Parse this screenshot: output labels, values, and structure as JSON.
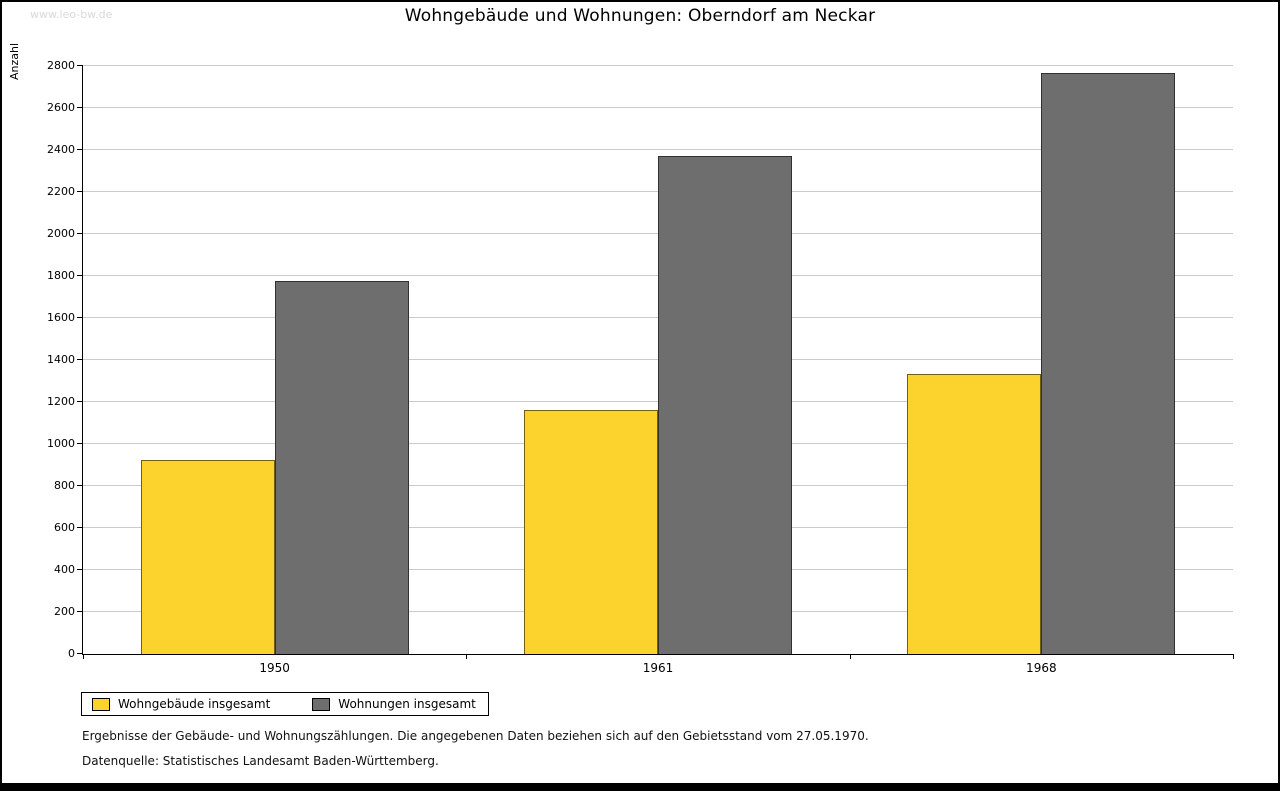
{
  "watermark": "www.leo-bw.de",
  "title": "Wohngebäude und Wohnungen: Oberndorf am Neckar",
  "chart_data": {
    "type": "bar",
    "title": "Wohngebäude und Wohnungen: Oberndorf am Neckar",
    "ylabel": "Anzahl",
    "xlabel": "",
    "categories": [
      "1950",
      "1961",
      "1968"
    ],
    "series": [
      {
        "name": "Wohngebäude insgesamt",
        "color": "#FBD32C",
        "values": [
          925,
          1160,
          1335
        ]
      },
      {
        "name": "Wohnungen insgesamt",
        "color": "#6E6E6E",
        "values": [
          1775,
          2370,
          2765
        ]
      }
    ],
    "ylim": [
      0,
      2800
    ],
    "ytick_step": 200,
    "grid": true,
    "legend_position": "bottom-left"
  },
  "footnotes": [
    "Ergebnisse der Gebäude- und Wohnungszählungen. Die angegebenen Daten beziehen sich auf den Gebietsstand vom 27.05.1970.",
    "Datenquelle: Statistisches Landesamt Baden-Württemberg."
  ]
}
* * * * * * * * *
Stated goal - Scan the lines for the string "insgesamt". Pick out every line that has it.

Output -
        "name": "Wohngebäude insgesamt",
        "name": "Wohnungen insgesamt",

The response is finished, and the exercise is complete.